> What the task asks
Using the records below, count the lines with "name" in them. Give the number only.

##########

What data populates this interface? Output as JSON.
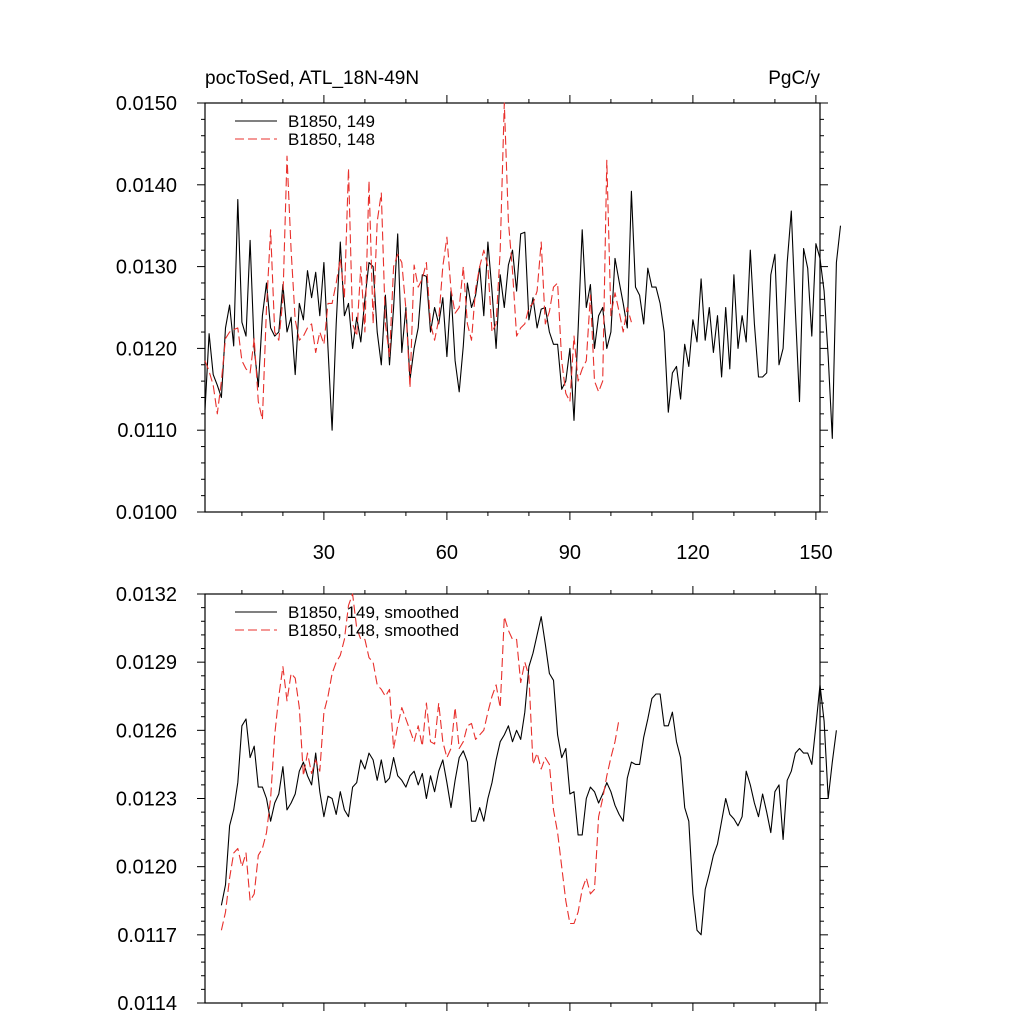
{
  "chart_data": [
    {
      "type": "line",
      "title": "pocToSed, ATL_18N-49N",
      "units_label": "PgC/y",
      "xlim": [
        1,
        151
      ],
      "ylim": [
        0.01,
        0.015
      ],
      "x_ticks": [
        30,
        60,
        90,
        120,
        150
      ],
      "x_tick_labels": [
        "30",
        "60",
        "90",
        "120",
        "150"
      ],
      "y_ticks": [
        0.01,
        0.011,
        0.012,
        0.013,
        0.014,
        0.015
      ],
      "y_tick_labels": [
        "0.0100",
        "0.0110",
        "0.0120",
        "0.0130",
        "0.0140",
        "0.0150"
      ],
      "legend_position": "top-left",
      "series": [
        {
          "name": "B1850, 149",
          "color": "#000000",
          "dash": "solid",
          "x_start": 1,
          "values": [
            0.01125,
            0.01218,
            0.01168,
            0.01155,
            0.0114,
            0.01225,
            0.01253,
            0.01203,
            0.01382,
            0.01232,
            0.01215,
            0.01332,
            0.012,
            0.01153,
            0.0124,
            0.0128,
            0.01225,
            0.01215,
            0.0122,
            0.01278,
            0.0122,
            0.01238,
            0.01168,
            0.01255,
            0.01235,
            0.01295,
            0.01262,
            0.01293,
            0.0124,
            0.01305,
            0.012,
            0.011,
            0.0123,
            0.0133,
            0.0124,
            0.01255,
            0.012,
            0.01238,
            0.01208,
            0.0126,
            0.01305,
            0.013,
            0.0122,
            0.0118,
            0.01265,
            0.0118,
            0.0125,
            0.0134,
            0.01195,
            0.0125,
            0.01162,
            0.012,
            0.01225,
            0.0129,
            0.01288,
            0.0122,
            0.0125,
            0.0123,
            0.01262,
            0.0119,
            0.0127,
            0.01185,
            0.01147,
            0.01203,
            0.0128,
            0.0125,
            0.01265,
            0.013,
            0.0124,
            0.0133,
            0.0127,
            0.012,
            0.0129,
            0.0125,
            0.01302,
            0.0132,
            0.0127,
            0.0134,
            0.01342,
            0.01235,
            0.01262,
            0.01225,
            0.01248,
            0.0125,
            0.0122,
            0.01205,
            0.01205,
            0.0115,
            0.0116,
            0.012,
            0.01112,
            0.01222,
            0.01345,
            0.0125,
            0.01278,
            0.012,
            0.0124,
            0.0125,
            0.012,
            0.0122,
            0.0131,
            0.01282,
            0.01255,
            0.01225,
            0.01392,
            0.01275,
            0.01265,
            0.0123,
            0.01298,
            0.01275,
            0.01275,
            0.01255,
            0.0122,
            0.01122,
            0.0117,
            0.01178,
            0.01138,
            0.01205,
            0.01178,
            0.01235,
            0.01208,
            0.01285,
            0.0121,
            0.0125,
            0.01195,
            0.0124,
            0.01165,
            0.0125,
            0.01175,
            0.0129,
            0.012,
            0.0124,
            0.01208,
            0.0132,
            0.0123,
            0.01165,
            0.01165,
            0.0117,
            0.0129,
            0.01315,
            0.0118,
            0.012,
            0.01305,
            0.01368,
            0.01245,
            0.01135,
            0.01322,
            0.01298,
            0.01215,
            0.01328,
            0.0131,
            0.0127,
            0.0119,
            0.0109,
            0.01305,
            0.0135
          ]
        },
        {
          "name": "B1850, 148",
          "color": "#e8302c",
          "dash": "dashed",
          "x_start": 1,
          "values": [
            0.01185,
            0.01172,
            0.01155,
            0.0112,
            0.0116,
            0.01212,
            0.0122,
            0.01223,
            0.01225,
            0.01185,
            0.01175,
            0.0117,
            0.01212,
            0.01135,
            0.01113,
            0.0125,
            0.01345,
            0.0122,
            0.0121,
            0.0126,
            0.01435,
            0.0132,
            0.01235,
            0.0121,
            0.01215,
            0.01225,
            0.0123,
            0.01195,
            0.0122,
            0.01205,
            0.01255,
            0.01255,
            0.0128,
            0.0131,
            0.01262,
            0.0142,
            0.0123,
            0.01215,
            0.013,
            0.0122,
            0.01405,
            0.0123,
            0.01355,
            0.0139,
            0.0123,
            0.0119,
            0.013,
            0.01315,
            0.01305,
            0.01248,
            0.01152,
            0.01302,
            0.01275,
            0.01285,
            0.01305,
            0.0123,
            0.0121,
            0.01235,
            0.013,
            0.01336,
            0.01272,
            0.01243,
            0.0125,
            0.013,
            0.0123,
            0.0121,
            0.01273,
            0.013,
            0.0132,
            0.013,
            0.0122,
            0.0123,
            0.0132,
            0.015,
            0.01355,
            0.01295,
            0.01215,
            0.01225,
            0.0123,
            0.0125,
            0.01255,
            0.0127,
            0.0133,
            0.0123,
            0.01245,
            0.01275,
            0.0128,
            0.01185,
            0.01145,
            0.01135,
            0.01215,
            0.0116,
            0.01175,
            0.01185,
            0.01265,
            0.0116,
            0.01147,
            0.0116,
            0.0143,
            0.0124,
            0.01268,
            0.01245,
            0.0122,
            0.0125,
            0.01232
          ]
        }
      ]
    },
    {
      "type": "line",
      "xlim": [
        1,
        151
      ],
      "ylim": [
        0.0114,
        0.0132
      ],
      "y_ticks": [
        0.0114,
        0.0117,
        0.012,
        0.0123,
        0.0126,
        0.0129,
        0.0132
      ],
      "y_tick_labels": [
        "0.0114",
        "0.0117",
        "0.0120",
        "0.0123",
        "0.0126",
        "0.0129",
        "0.0132"
      ],
      "legend_position": "top-left",
      "series": [
        {
          "name": "B1850, 149, smoothed",
          "color": "#000000",
          "dash": "solid",
          "x_start": 5,
          "values": [
            0.01183,
            0.01192,
            0.01218,
            0.01225,
            0.01237,
            0.01262,
            0.01265,
            0.01248,
            0.01253,
            0.01235,
            0.01235,
            0.0123,
            0.0122,
            0.01228,
            0.01232,
            0.01244,
            0.01225,
            0.01228,
            0.01232,
            0.01242,
            0.01246,
            0.0124,
            0.01236,
            0.0125,
            0.01233,
            0.01222,
            0.01231,
            0.0123,
            0.01223,
            0.01233,
            0.01225,
            0.01222,
            0.01235,
            0.01237,
            0.01247,
            0.01243,
            0.0125,
            0.01247,
            0.01238,
            0.01247,
            0.01237,
            0.01239,
            0.01248,
            0.0124,
            0.01238,
            0.01235,
            0.0124,
            0.01242,
            0.01236,
            0.01241,
            0.0123,
            0.0124,
            0.01233,
            0.01242,
            0.01247,
            0.01237,
            0.01226,
            0.01238,
            0.01248,
            0.01251,
            0.01246,
            0.0122,
            0.0122,
            0.01226,
            0.0122,
            0.0123,
            0.01237,
            0.01247,
            0.01255,
            0.01258,
            0.01262,
            0.01255,
            0.0126,
            0.01256,
            0.01268,
            0.01288,
            0.01294,
            0.01302,
            0.0131,
            0.01298,
            0.01285,
            0.01282,
            0.01258,
            0.01248,
            0.01252,
            0.01232,
            0.01233,
            0.01214,
            0.01214,
            0.0123,
            0.01235,
            0.01233,
            0.01228,
            0.01232,
            0.01237,
            0.01233,
            0.01227,
            0.01223,
            0.0122,
            0.01239,
            0.01246,
            0.01245,
            0.01245,
            0.01257,
            0.01265,
            0.01274,
            0.01276,
            0.01276,
            0.01262,
            0.01262,
            0.01268,
            0.01255,
            0.01248,
            0.01226,
            0.0122,
            0.01188,
            0.01172,
            0.0117,
            0.0119,
            0.01197,
            0.01205,
            0.0121,
            0.0122,
            0.0123,
            0.01223,
            0.01221,
            0.01218,
            0.01222,
            0.01242,
            0.01236,
            0.01228,
            0.01222,
            0.01232,
            0.01224,
            0.01215,
            0.01233,
            0.01236,
            0.01212,
            0.01238,
            0.01242,
            0.0125,
            0.01252,
            0.0125,
            0.0125,
            0.01245,
            0.01262,
            0.0128,
            0.01264,
            0.0123,
            0.01246,
            0.0126
          ]
        },
        {
          "name": "B1850, 148, smoothed",
          "color": "#e8302c",
          "dash": "dashed",
          "x_start": 5,
          "values": [
            0.01172,
            0.0118,
            0.01195,
            0.01206,
            0.01208,
            0.012,
            0.01206,
            0.01185,
            0.01188,
            0.01205,
            0.01208,
            0.01215,
            0.0123,
            0.01258,
            0.01275,
            0.01288,
            0.01273,
            0.01285,
            0.01283,
            0.0127,
            0.0124,
            0.0125,
            0.01241,
            0.01247,
            0.01242,
            0.01268,
            0.01275,
            0.01285,
            0.0129,
            0.01293,
            0.013,
            0.01315,
            0.0132,
            0.01305,
            0.013,
            0.013,
            0.01292,
            0.0129,
            0.0128,
            0.01278,
            0.01275,
            0.01278,
            0.01252,
            0.01262,
            0.0127,
            0.01265,
            0.0126,
            0.01255,
            0.01262,
            0.01253,
            0.01272,
            0.01255,
            0.01254,
            0.01272,
            0.01255,
            0.01248,
            0.01252,
            0.0127,
            0.01252,
            0.01255,
            0.01262,
            0.01263,
            0.01256,
            0.01258,
            0.0126,
            0.01268,
            0.01275,
            0.0128,
            0.0127,
            0.0131,
            0.01304,
            0.013,
            0.013,
            0.01281,
            0.0129,
            0.01284,
            0.01245,
            0.0125,
            0.01243,
            0.01248,
            0.01245,
            0.01225,
            0.01215,
            0.012,
            0.01185,
            0.01175,
            0.01175,
            0.0118,
            0.0119,
            0.01195,
            0.01188,
            0.0119,
            0.01222,
            0.0123,
            0.0124,
            0.01248,
            0.01255,
            0.01265
          ]
        }
      ]
    }
  ]
}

##########

> Exercise answer
4